- [STATED GOAL] Show each line of the data below that has the string "пшеничный" in it.

## Start STORED RECORDS

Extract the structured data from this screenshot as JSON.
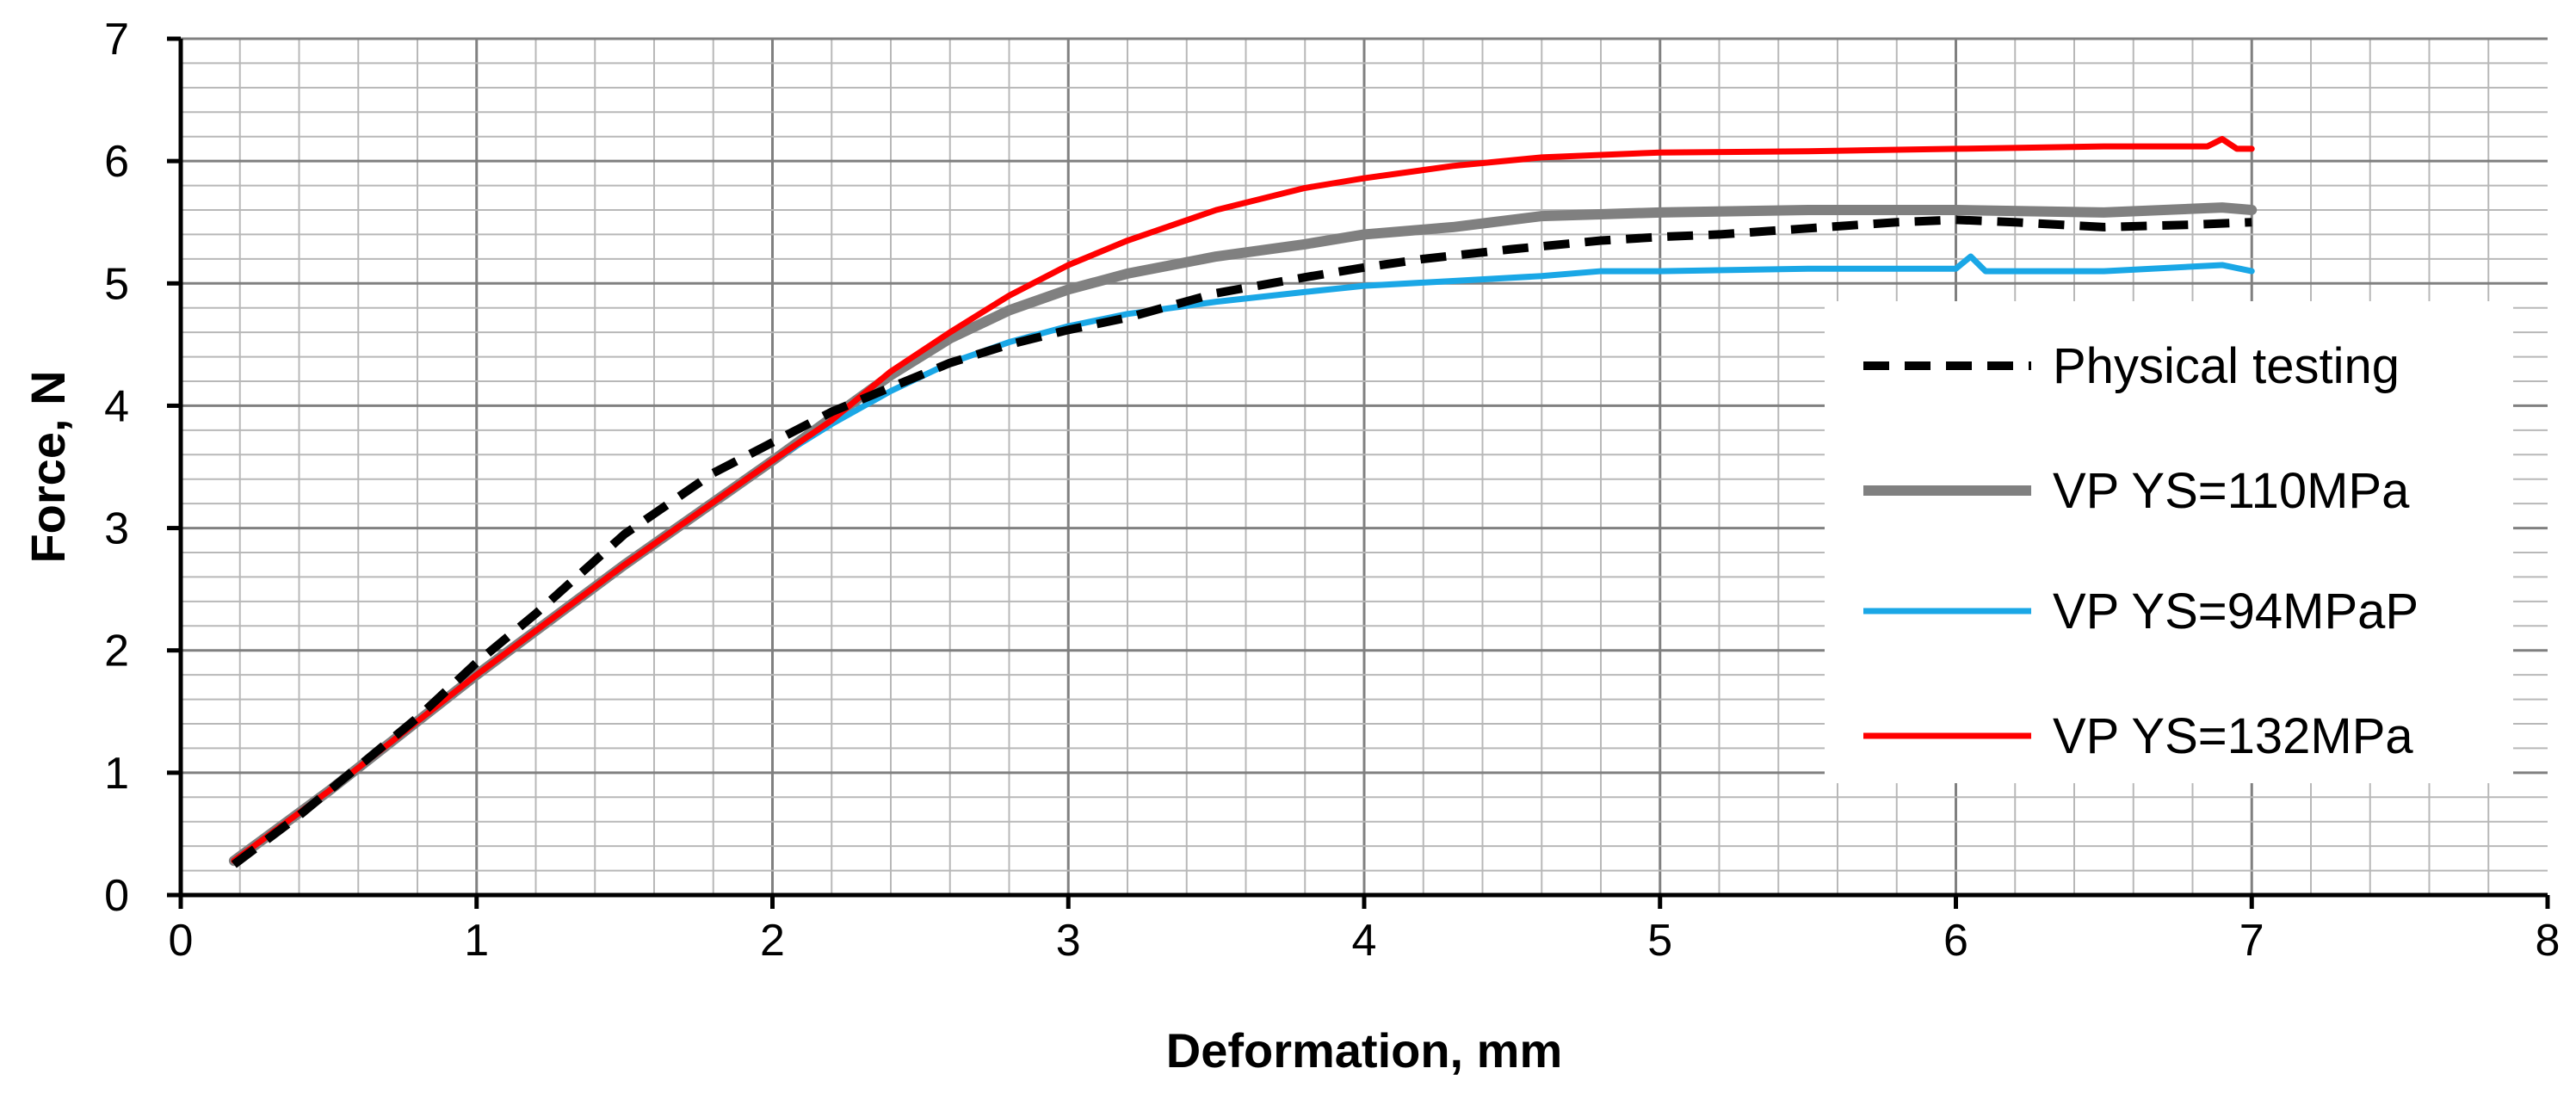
{
  "chart_data": {
    "type": "line",
    "title": "",
    "xlabel": "Deformation, mm",
    "ylabel": "Force, N",
    "xlim": [
      0,
      8
    ],
    "ylim": [
      0,
      7
    ],
    "xticks": [
      0,
      1,
      2,
      3,
      4,
      5,
      6,
      7,
      8
    ],
    "yticks": [
      0,
      1,
      2,
      3,
      4,
      5,
      6,
      7
    ],
    "minor_grid_x_step": 0.2,
    "minor_grid_y_step": 0.2,
    "grid": true,
    "legend_position": "right",
    "series": [
      {
        "name": "Physical testing",
        "color": "#000000",
        "style": "dashed",
        "x": [
          0.18,
          0.4,
          0.6,
          0.8,
          1.0,
          1.2,
          1.5,
          1.8,
          2.0,
          2.2,
          2.4,
          2.6,
          2.8,
          3.0,
          3.2,
          3.5,
          3.8,
          4.0,
          4.2,
          4.5,
          4.8,
          5.0,
          5.2,
          5.5,
          5.8,
          6.0,
          6.2,
          6.5,
          6.8,
          7.0
        ],
        "y": [
          0.25,
          0.65,
          1.05,
          1.45,
          1.9,
          2.3,
          2.95,
          3.45,
          3.7,
          3.95,
          4.15,
          4.35,
          4.5,
          4.62,
          4.72,
          4.92,
          5.05,
          5.13,
          5.2,
          5.28,
          5.35,
          5.38,
          5.4,
          5.45,
          5.5,
          5.52,
          5.5,
          5.46,
          5.48,
          5.5
        ]
      },
      {
        "name": "VP YS=110MPa",
        "color": "#808080",
        "style": "solid",
        "x": [
          0.18,
          0.5,
          1.0,
          1.5,
          2.0,
          2.2,
          2.4,
          2.6,
          2.8,
          3.0,
          3.2,
          3.5,
          3.8,
          4.0,
          4.3,
          4.6,
          5.0,
          5.5,
          6.0,
          6.5,
          6.9,
          7.0
        ],
        "y": [
          0.28,
          0.85,
          1.8,
          2.7,
          3.55,
          3.9,
          4.25,
          4.55,
          4.78,
          4.95,
          5.08,
          5.22,
          5.32,
          5.4,
          5.46,
          5.55,
          5.58,
          5.6,
          5.6,
          5.58,
          5.62,
          5.6
        ]
      },
      {
        "name": "VP YS=94MPaP",
        "color": "#1aa7e6",
        "style": "solid",
        "x": [
          0.18,
          0.5,
          1.0,
          1.5,
          2.0,
          2.2,
          2.4,
          2.6,
          2.8,
          3.0,
          3.2,
          3.5,
          3.8,
          4.0,
          4.3,
          4.6,
          4.8,
          5.0,
          5.5,
          6.0,
          6.05,
          6.1,
          6.5,
          6.9,
          7.0
        ],
        "y": [
          0.28,
          0.85,
          1.8,
          2.7,
          3.55,
          3.85,
          4.12,
          4.35,
          4.52,
          4.65,
          4.75,
          4.85,
          4.93,
          4.98,
          5.02,
          5.06,
          5.1,
          5.1,
          5.12,
          5.12,
          5.22,
          5.1,
          5.1,
          5.15,
          5.1
        ]
      },
      {
        "name": "VP YS=132MPa",
        "color": "#ff0000",
        "style": "solid",
        "x": [
          0.18,
          0.5,
          1.0,
          1.5,
          2.0,
          2.2,
          2.4,
          2.6,
          2.8,
          3.0,
          3.2,
          3.5,
          3.8,
          4.0,
          4.3,
          4.6,
          5.0,
          5.5,
          6.0,
          6.5,
          6.85,
          6.9,
          6.95,
          7.0
        ],
        "y": [
          0.28,
          0.85,
          1.8,
          2.7,
          3.55,
          3.88,
          4.28,
          4.6,
          4.9,
          5.15,
          5.35,
          5.6,
          5.78,
          5.86,
          5.96,
          6.03,
          6.07,
          6.08,
          6.1,
          6.12,
          6.12,
          6.18,
          6.1,
          6.1
        ]
      }
    ]
  }
}
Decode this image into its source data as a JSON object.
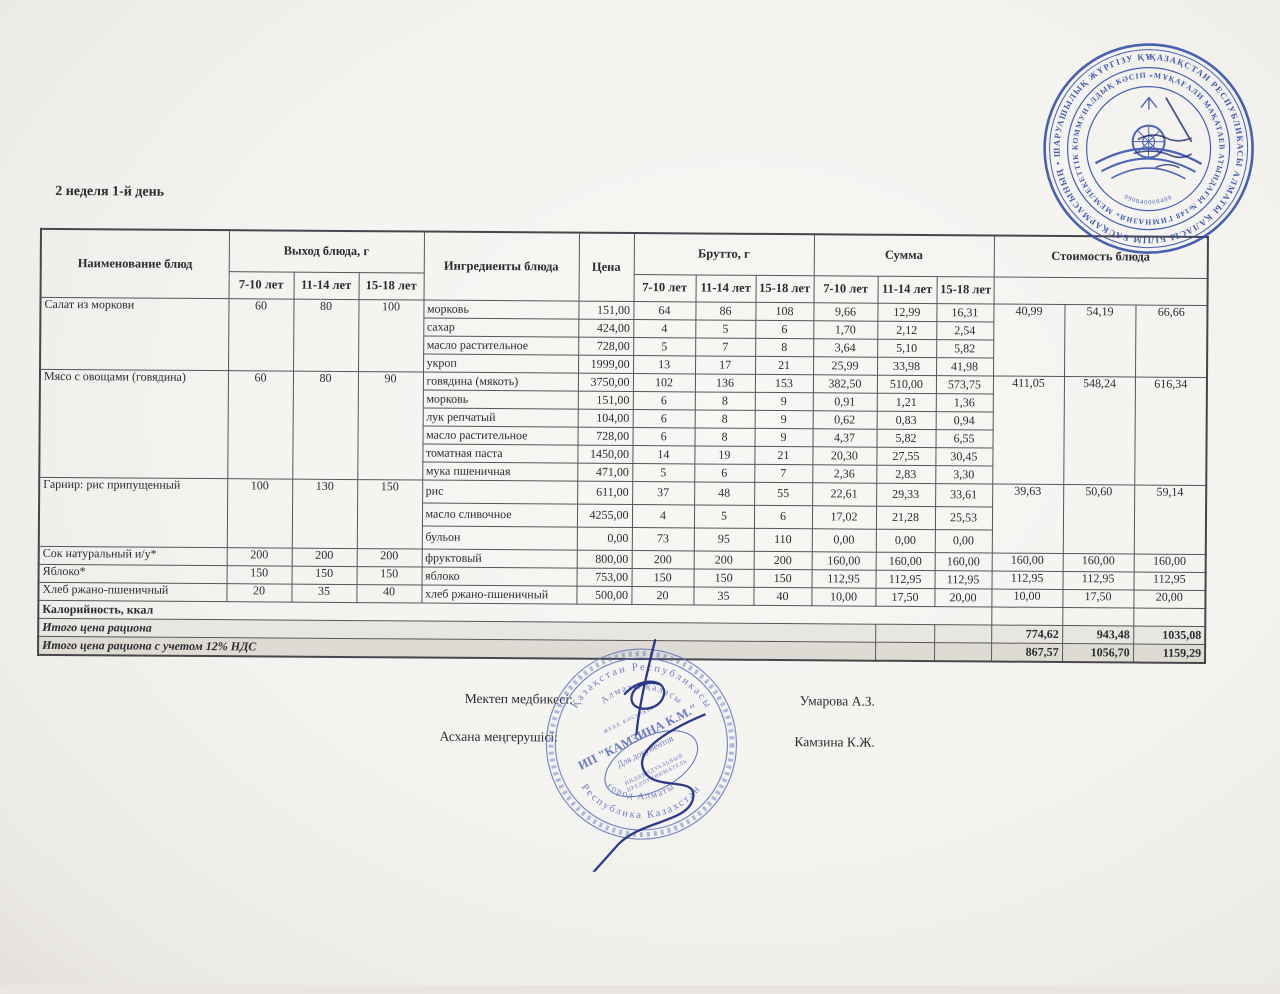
{
  "page": {
    "title": "2 неделя 1-й день"
  },
  "table": {
    "headers": {
      "dish": "Наименование блюд",
      "output": "Выход блюда, г",
      "ingredients": "Ингредиенты блюда",
      "price": "Цена",
      "gross": "Брутто, г",
      "sum": "Сумма",
      "cost": "Стоимость блюда",
      "age_groups": [
        "7-10 лет",
        "11-14 лет",
        "15-18 лет"
      ]
    },
    "dishes": [
      {
        "name": "Салат из моркови",
        "output": [
          "60",
          "80",
          "100"
        ],
        "cost": [
          "40,99",
          "54,19",
          "66,66"
        ],
        "ingredients": [
          {
            "name": "морковь",
            "price": "151,00",
            "gross": [
              "64",
              "86",
              "108"
            ],
            "sum": [
              "9,66",
              "12,99",
              "16,31"
            ]
          },
          {
            "name": "сахар",
            "price": "424,00",
            "gross": [
              "4",
              "5",
              "6"
            ],
            "sum": [
              "1,70",
              "2,12",
              "2,54"
            ]
          },
          {
            "name": "масло растительное",
            "price": "728,00",
            "gross": [
              "5",
              "7",
              "8"
            ],
            "sum": [
              "3,64",
              "5,10",
              "5,82"
            ]
          },
          {
            "name": "укроп",
            "price": "1999,00",
            "gross": [
              "13",
              "17",
              "21"
            ],
            "sum": [
              "25,99",
              "33,98",
              "41,98"
            ]
          }
        ]
      },
      {
        "name": "Мясо с овощами (говядина)",
        "output": [
          "60",
          "80",
          "90"
        ],
        "cost": [
          "411,05",
          "548,24",
          "616,34"
        ],
        "ingredients": [
          {
            "name": "говядина (мякоть)",
            "price": "3750,00",
            "gross": [
              "102",
              "136",
              "153"
            ],
            "sum": [
              "382,50",
              "510,00",
              "573,75"
            ]
          },
          {
            "name": "морковь",
            "price": "151,00",
            "gross": [
              "6",
              "8",
              "9"
            ],
            "sum": [
              "0,91",
              "1,21",
              "1,36"
            ]
          },
          {
            "name": "лук репчатый",
            "price": "104,00",
            "gross": [
              "6",
              "8",
              "9"
            ],
            "sum": [
              "0,62",
              "0,83",
              "0,94"
            ]
          },
          {
            "name": "масло растительное",
            "price": "728,00",
            "gross": [
              "6",
              "8",
              "9"
            ],
            "sum": [
              "4,37",
              "5,82",
              "6,55"
            ]
          },
          {
            "name": "томатная паста",
            "price": "1450,00",
            "gross": [
              "14",
              "19",
              "21"
            ],
            "sum": [
              "20,30",
              "27,55",
              "30,45"
            ]
          },
          {
            "name": "мука пшеничная",
            "price": "471,00",
            "gross": [
              "5",
              "6",
              "7"
            ],
            "sum": [
              "2,36",
              "2,83",
              "3,30"
            ]
          }
        ]
      },
      {
        "name": "Гарнир: рис припущенный",
        "output": [
          "100",
          "130",
          "150"
        ],
        "cost": [
          "39,63",
          "50,60",
          "59,14"
        ],
        "ingredients": [
          {
            "name": "рис",
            "price": "611,00",
            "gross": [
              "37",
              "48",
              "55"
            ],
            "sum": [
              "22,61",
              "29,33",
              "33,61"
            ]
          },
          {
            "name": "масло сливочное",
            "price": "4255,00",
            "gross": [
              "4",
              "5",
              "6"
            ],
            "sum": [
              "17,02",
              "21,28",
              "25,53"
            ]
          },
          {
            "name": "бульон",
            "price": "0,00",
            "gross": [
              "73",
              "95",
              "110"
            ],
            "sum": [
              "0,00",
              "0,00",
              "0,00"
            ]
          }
        ]
      },
      {
        "name": "Сок натуральный и/у*",
        "output": [
          "200",
          "200",
          "200"
        ],
        "cost": [
          "160,00",
          "160,00",
          "160,00"
        ],
        "ingredients": [
          {
            "name": "фруктовый",
            "price": "800,00",
            "gross": [
              "200",
              "200",
              "200"
            ],
            "sum": [
              "160,00",
              "160,00",
              "160,00"
            ]
          }
        ]
      },
      {
        "name": "Яблоко*",
        "output": [
          "150",
          "150",
          "150"
        ],
        "cost": [
          "112,95",
          "112,95",
          "112,95"
        ],
        "ingredients": [
          {
            "name": "яблоко",
            "price": "753,00",
            "gross": [
              "150",
              "150",
              "150"
            ],
            "sum": [
              "112,95",
              "112,95",
              "112,95"
            ]
          }
        ]
      },
      {
        "name": "Хлеб ржано-пшеничный",
        "output": [
          "20",
          "35",
          "40"
        ],
        "cost": [
          "10,00",
          "17,50",
          "20,00"
        ],
        "ingredients": [
          {
            "name": "хлеб ржано-пшеничный",
            "price": "500,00",
            "gross": [
              "20",
              "35",
              "40"
            ],
            "sum": [
              "10,00",
              "17,50",
              "20,00"
            ]
          }
        ]
      }
    ],
    "calories_label": "Калорийность, ккал",
    "totals": [
      {
        "label": "Итого цена рациона",
        "values": [
          "774,62",
          "943,48",
          "1035,08"
        ]
      },
      {
        "label": "Итого цена рациона с учетом 12% НДС",
        "values": [
          "867,57",
          "1056,70",
          "1159,29"
        ]
      }
    ]
  },
  "signatures": [
    {
      "role": "Мектеп медбикесі:",
      "name": "Умарова А.З."
    },
    {
      "role": "Асхана меңгерушісі:",
      "name": "Камзина К.Ж."
    }
  ],
  "stamps": {
    "school": {
      "outer_text": "ҚАЗАҚСТАН РЕСПУБЛИКАСЫ АЛМАТЫ ҚАЛАСЫ БІЛІМ БАСҚАРМАСЫНЫҢ • ШАРУАШЫЛЫҚ ЖҮРГІЗУ ҚҰҚЫҒЫНДАҒЫ •",
      "inner_text": "«МҰҚАҒАЛИ МАҚАТАЕВ АТЫНДАҒЫ №148 ГИМНАЗИЯ» МЕМЛЕКЕТТІК КОММУНАЛДЫҚ КӘСІПОРНЫ •",
      "center_number": "990840008489",
      "color": "#2e4cab"
    },
    "entrepreneur": {
      "ring_top": "Қазақстан Республикасы",
      "ring_bottom": "Республика Казахстан",
      "inner_top": "Алматы қаласы",
      "inner_bottom": "город Алматы",
      "tiny_top": "ЖЕКЕ КӘСІПКЕР",
      "name": "ИП \"КАМЗИНА К.М.\"",
      "purpose": "Для документов",
      "ellipse_line1": "ИНДИВИДУАЛЬНЫЙ",
      "ellipse_line2": "ПРЕДПРИНИМАТЕЛЬ",
      "color": "#5a6fbe"
    }
  }
}
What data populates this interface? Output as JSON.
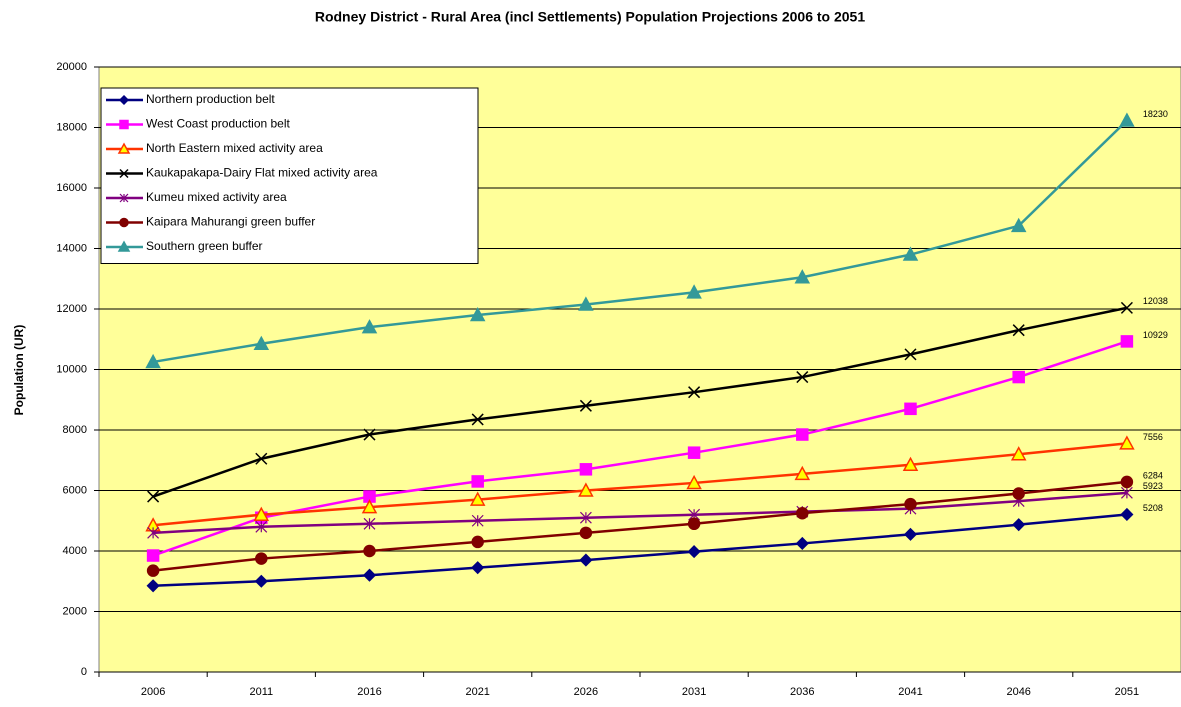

## End STORED RECORDS

- [RESPONSE TO THIS EXERCISE]
        "name": "Хлеб ржано-пшеничный",
            "name": "хлеб ржано-пшеничный",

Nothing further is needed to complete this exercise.